--- Start Record list ---

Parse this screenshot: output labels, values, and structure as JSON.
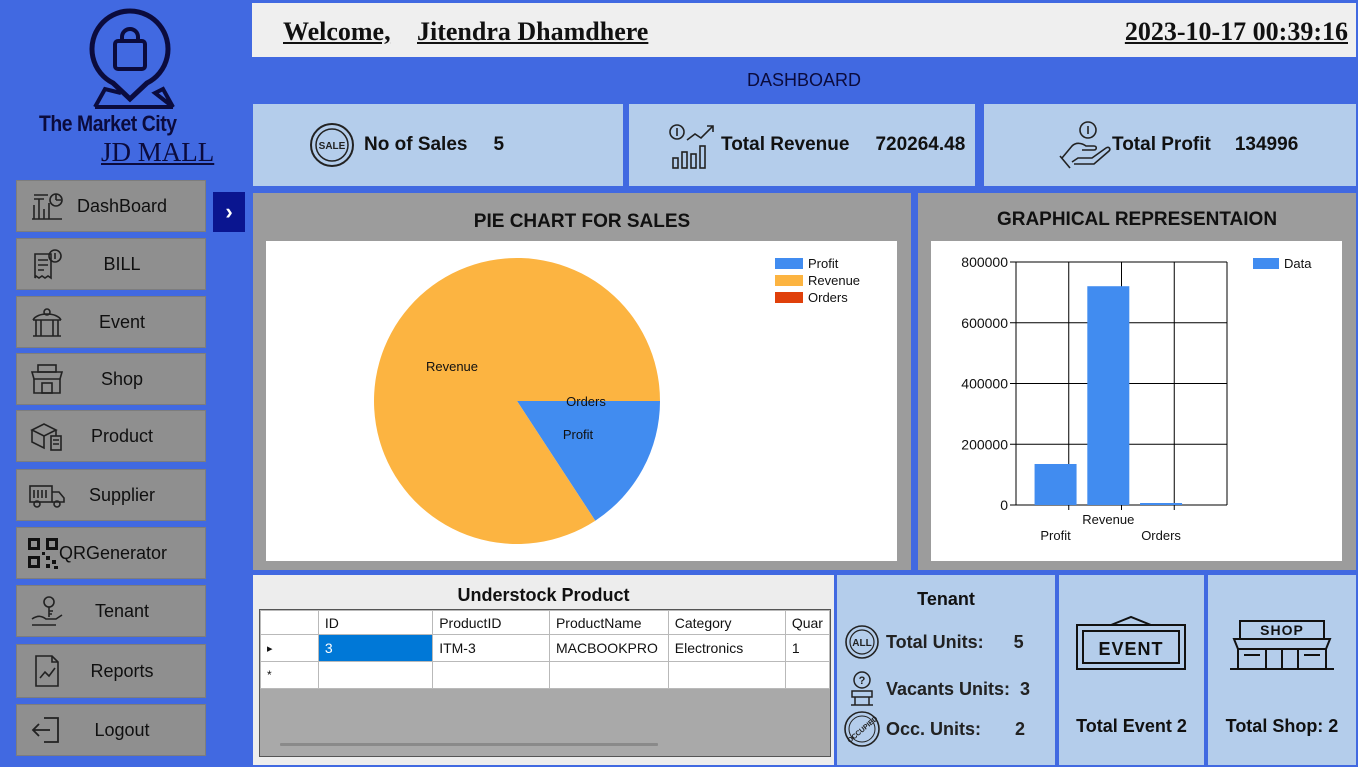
{
  "sidebar": {
    "brand": {
      "title": "The Market City",
      "subtitle": "JD MALL"
    },
    "items": [
      {
        "label": "DashBoard"
      },
      {
        "label": "BILL"
      },
      {
        "label": "Event"
      },
      {
        "label": "Shop"
      },
      {
        "label": "Product"
      },
      {
        "label": "Supplier"
      },
      {
        "label": "QRGenerator"
      },
      {
        "label": "Tenant"
      },
      {
        "label": "Reports"
      },
      {
        "label": "Logout"
      }
    ],
    "expand_glyph": "›"
  },
  "header": {
    "welcome_label": "Welcome,",
    "user_name": "Jitendra Dhamdhere",
    "datetime": "2023-10-17 00:39:16"
  },
  "dashboard_title": "DASHBOARD",
  "stats": {
    "sales": {
      "label": "No of Sales",
      "value": "5",
      "icon_text": "SALE"
    },
    "revenue": {
      "label": "Total Revenue",
      "value": "720264.48"
    },
    "profit": {
      "label": "Total Profit",
      "value": "134996"
    }
  },
  "pie_panel": {
    "title": "PIE CHART FOR SALES"
  },
  "bar_panel": {
    "title": "GRAPHICAL REPRESENTAION"
  },
  "chart_data": [
    {
      "type": "pie",
      "title": "PIE CHART FOR SALES",
      "categories": [
        "Profit",
        "Revenue",
        "Orders"
      ],
      "values": [
        134996,
        720264.48,
        5
      ],
      "legend": [
        "Profit",
        "Revenue",
        "Orders"
      ],
      "legend_position": "top-right",
      "colors": [
        "#418cf0",
        "#fcb441",
        "#e0400a"
      ]
    },
    {
      "type": "bar",
      "title": "GRAPHICAL REPRESENTAION",
      "categories": [
        "Profit",
        "Revenue",
        "Orders"
      ],
      "series": [
        {
          "name": "Data",
          "values": [
            134996,
            720264.48,
            5
          ]
        }
      ],
      "ylim": [
        0,
        800000
      ],
      "yticks": [
        "800000",
        "600000",
        "400000",
        "200000",
        "0"
      ],
      "grid": true,
      "legend_position": "top-right",
      "color": "#418cf0"
    }
  ],
  "understock": {
    "title": "Understock Product",
    "columns": [
      "ID",
      "ProductID",
      "ProductName",
      "Category",
      "Quar"
    ],
    "rows": [
      {
        "marker": "▸",
        "cells": [
          "3",
          "ITM-3",
          "MACBOOKPRO",
          "Electronics",
          "1"
        ]
      }
    ],
    "new_row_marker": "*"
  },
  "tenant": {
    "title": "Tenant",
    "total_units_label": "Total Units:",
    "total_units": "5",
    "vacant_label": "Vacants Units:",
    "vacant": "3",
    "occupied_label": "Occ. Units:",
    "occupied": "2",
    "icon_all": "ALL",
    "icon_occupied": "OCCUPIED"
  },
  "event_box": {
    "sign": "EVENT",
    "label": "Total Event 2"
  },
  "shop_box": {
    "sign": "SHOP",
    "label": "Total Shop: 2"
  },
  "colors": {
    "primary": "#4169e1",
    "card": "#b4cdeb",
    "nav_button": "#8f8f8f",
    "selection": "#0078d7"
  }
}
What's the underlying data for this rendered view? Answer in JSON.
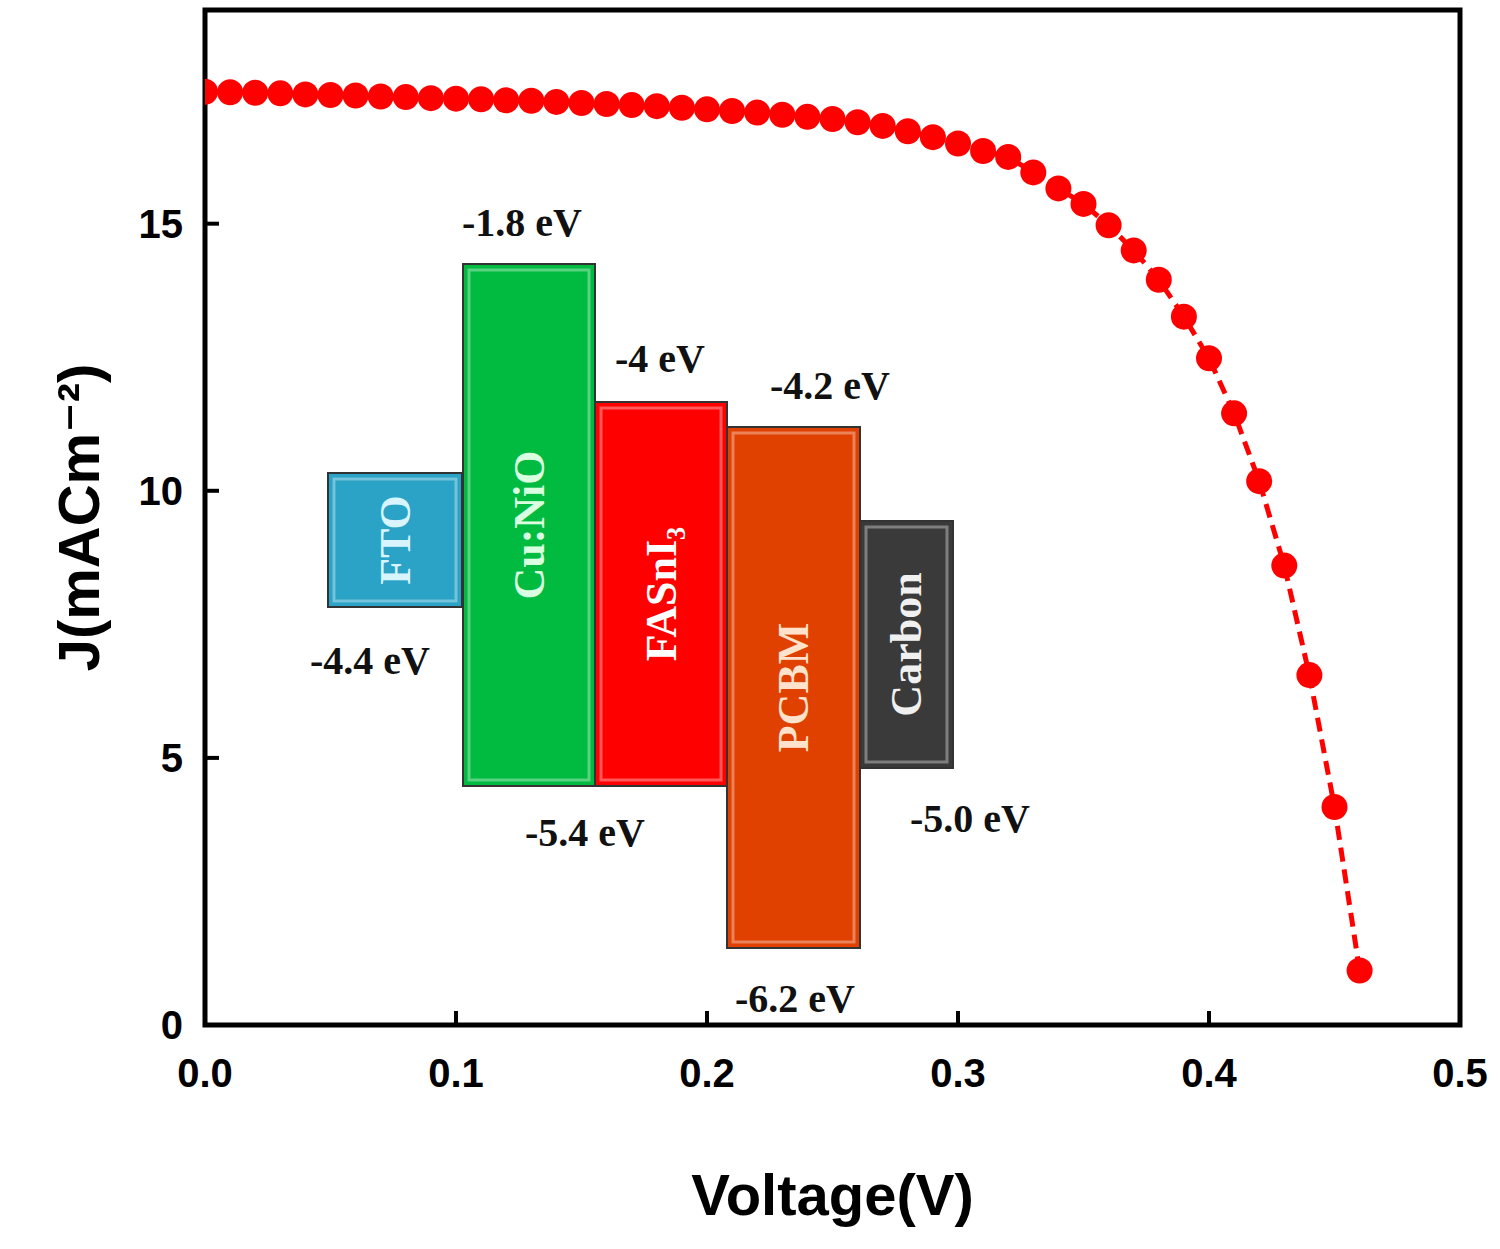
{
  "chart_data": {
    "type": "line",
    "x_label": "Voltage(V)",
    "y_label": "J(mACm⁻²)",
    "color": "#ff0000",
    "marker": "circle",
    "line_style": "dashed",
    "x": [
      0.0,
      0.01,
      0.02,
      0.03,
      0.04,
      0.05,
      0.06,
      0.07,
      0.08,
      0.09,
      0.1,
      0.11,
      0.12,
      0.13,
      0.14,
      0.15,
      0.16,
      0.17,
      0.18,
      0.19,
      0.2,
      0.21,
      0.22,
      0.23,
      0.24,
      0.25,
      0.26,
      0.27,
      0.28,
      0.29,
      0.3,
      0.31,
      0.32,
      0.33,
      0.34,
      0.35,
      0.36,
      0.37,
      0.38,
      0.39,
      0.4,
      0.41,
      0.42,
      0.43,
      0.44,
      0.45,
      0.46
    ],
    "values": [
      17.47,
      17.46,
      17.45,
      17.44,
      17.42,
      17.41,
      17.4,
      17.38,
      17.37,
      17.35,
      17.34,
      17.33,
      17.31,
      17.3,
      17.28,
      17.26,
      17.24,
      17.22,
      17.2,
      17.17,
      17.14,
      17.11,
      17.08,
      17.04,
      17.0,
      16.96,
      16.9,
      16.83,
      16.73,
      16.62,
      16.5,
      16.36,
      16.25,
      15.96,
      15.66,
      15.37,
      14.97,
      14.5,
      13.95,
      13.26,
      12.48,
      11.45,
      10.18,
      8.6,
      6.55,
      4.08,
      1.02
    ],
    "xlim": [
      0,
      0.5
    ],
    "ylim": [
      0,
      19
    ],
    "xticks": [
      {
        "value": 0,
        "label": "0.0"
      },
      0.1,
      0.2,
      0.3,
      0.4,
      0.5
    ],
    "yticks": [
      0,
      5,
      10,
      15
    ],
    "band_diagram": {
      "layers": [
        {
          "name": "FTO",
          "color": "#2aa3c6",
          "bottom": "-4.4 eV"
        },
        {
          "name": "Cu:NiO",
          "color": "#00bb3f",
          "top": "-1.8 eV",
          "bottom": "-5.4 eV"
        },
        {
          "name": "FASnI₃",
          "color": "#ff0000",
          "top": "-4 eV"
        },
        {
          "name": "PCBM",
          "color": "#e04000",
          "top": "-4.2 eV",
          "bottom": "-6.2 eV"
        },
        {
          "name": "Carbon",
          "color": "#3a3a3a",
          "bottom": "-5.0 eV"
        }
      ]
    }
  }
}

--- End Record list ---

• What is expected
Repeat the material above word for word, please, apart from its images.

• Result
Parse this screenshot: output labels, values, and structure as JSON.
{
  "sidebar": {
    "brand": {
      "title": "The Market City",
      "subtitle": "JD MALL"
    },
    "items": [
      {
        "label": "DashBoard"
      },
      {
        "label": "BILL"
      },
      {
        "label": "Event"
      },
      {
        "label": "Shop"
      },
      {
        "label": "Product"
      },
      {
        "label": "Supplier"
      },
      {
        "label": "QRGenerator"
      },
      {
        "label": "Tenant"
      },
      {
        "label": "Reports"
      },
      {
        "label": "Logout"
      }
    ],
    "expand_glyph": "›"
  },
  "header": {
    "welcome_label": "Welcome,",
    "user_name": "Jitendra Dhamdhere",
    "datetime": "2023-10-17 00:39:16"
  },
  "dashboard_title": "DASHBOARD",
  "stats": {
    "sales": {
      "label": "No of Sales",
      "value": "5",
      "icon_text": "SALE"
    },
    "revenue": {
      "label": "Total Revenue",
      "value": "720264.48"
    },
    "profit": {
      "label": "Total Profit",
      "value": "134996"
    }
  },
  "pie_panel": {
    "title": "PIE CHART FOR SALES"
  },
  "bar_panel": {
    "title": "GRAPHICAL REPRESENTAION"
  },
  "chart_data": [
    {
      "type": "pie",
      "title": "PIE CHART FOR SALES",
      "categories": [
        "Profit",
        "Revenue",
        "Orders"
      ],
      "values": [
        134996,
        720264.48,
        5
      ],
      "legend": [
        "Profit",
        "Revenue",
        "Orders"
      ],
      "legend_position": "top-right",
      "colors": [
        "#418cf0",
        "#fcb441",
        "#e0400a"
      ]
    },
    {
      "type": "bar",
      "title": "GRAPHICAL REPRESENTAION",
      "categories": [
        "Profit",
        "Revenue",
        "Orders"
      ],
      "series": [
        {
          "name": "Data",
          "values": [
            134996,
            720264.48,
            5
          ]
        }
      ],
      "ylim": [
        0,
        800000
      ],
      "yticks": [
        "800000",
        "600000",
        "400000",
        "200000",
        "0"
      ],
      "grid": true,
      "legend_position": "top-right",
      "color": "#418cf0"
    }
  ],
  "understock": {
    "title": "Understock Product",
    "columns": [
      "ID",
      "ProductID",
      "ProductName",
      "Category",
      "Quar"
    ],
    "rows": [
      {
        "marker": "▸",
        "cells": [
          "3",
          "ITM-3",
          "MACBOOKPRO",
          "Electronics",
          "1"
        ]
      }
    ],
    "new_row_marker": "*"
  },
  "tenant": {
    "title": "Tenant",
    "total_units_label": "Total Units:",
    "total_units": "5",
    "vacant_label": "Vacants Units:",
    "vacant": "3",
    "occupied_label": "Occ. Units:",
    "occupied": "2",
    "icon_all": "ALL",
    "icon_occupied": "OCCUPIED"
  },
  "event_box": {
    "sign": "EVENT",
    "label": "Total Event 2"
  },
  "shop_box": {
    "sign": "SHOP",
    "label": "Total Shop: 2"
  },
  "colors": {
    "primary": "#4169e1",
    "card": "#b4cdeb",
    "nav_button": "#8f8f8f",
    "selection": "#0078d7"
  }
}
What's the underlying data for this rendered view? Answer in JSON.
{
  "chart_data": {
    "type": "line",
    "x_label": "Voltage(V)",
    "y_label": "J(mACm⁻²)",
    "color": "#ff0000",
    "marker": "circle",
    "line_style": "dashed",
    "x": [
      0.0,
      0.01,
      0.02,
      0.03,
      0.04,
      0.05,
      0.06,
      0.07,
      0.08,
      0.09,
      0.1,
      0.11,
      0.12,
      0.13,
      0.14,
      0.15,
      0.16,
      0.17,
      0.18,
      0.19,
      0.2,
      0.21,
      0.22,
      0.23,
      0.24,
      0.25,
      0.26,
      0.27,
      0.28,
      0.29,
      0.3,
      0.31,
      0.32,
      0.33,
      0.34,
      0.35,
      0.36,
      0.37,
      0.38,
      0.39,
      0.4,
      0.41,
      0.42,
      0.43,
      0.44,
      0.45,
      0.46
    ],
    "values": [
      17.47,
      17.46,
      17.45,
      17.44,
      17.42,
      17.41,
      17.4,
      17.38,
      17.37,
      17.35,
      17.34,
      17.33,
      17.31,
      17.3,
      17.28,
      17.26,
      17.24,
      17.22,
      17.2,
      17.17,
      17.14,
      17.11,
      17.08,
      17.04,
      17.0,
      16.96,
      16.9,
      16.83,
      16.73,
      16.62,
      16.5,
      16.36,
      16.25,
      15.96,
      15.66,
      15.37,
      14.97,
      14.5,
      13.95,
      13.26,
      12.48,
      11.45,
      10.18,
      8.6,
      6.55,
      4.08,
      1.02
    ],
    "xlim": [
      0,
      0.5
    ],
    "ylim": [
      0,
      19
    ],
    "xticks": [
      {
        "value": 0,
        "label": "0.0"
      },
      0.1,
      0.2,
      0.3,
      0.4,
      0.5
    ],
    "yticks": [
      0,
      5,
      10,
      15
    ],
    "band_diagram": {
      "layers": [
        {
          "name": "FTO",
          "color": "#2aa3c6",
          "bottom": "-4.4 eV"
        },
        {
          "name": "Cu:NiO",
          "color": "#00bb3f",
          "top": "-1.8 eV",
          "bottom": "-5.4 eV"
        },
        {
          "name": "FASnI₃",
          "color": "#ff0000",
          "top": "-4 eV"
        },
        {
          "name": "PCBM",
          "color": "#e04000",
          "top": "-4.2 eV",
          "bottom": "-6.2 eV"
        },
        {
          "name": "Carbon",
          "color": "#3a3a3a",
          "bottom": "-5.0 eV"
        }
      ]
    }
  }
}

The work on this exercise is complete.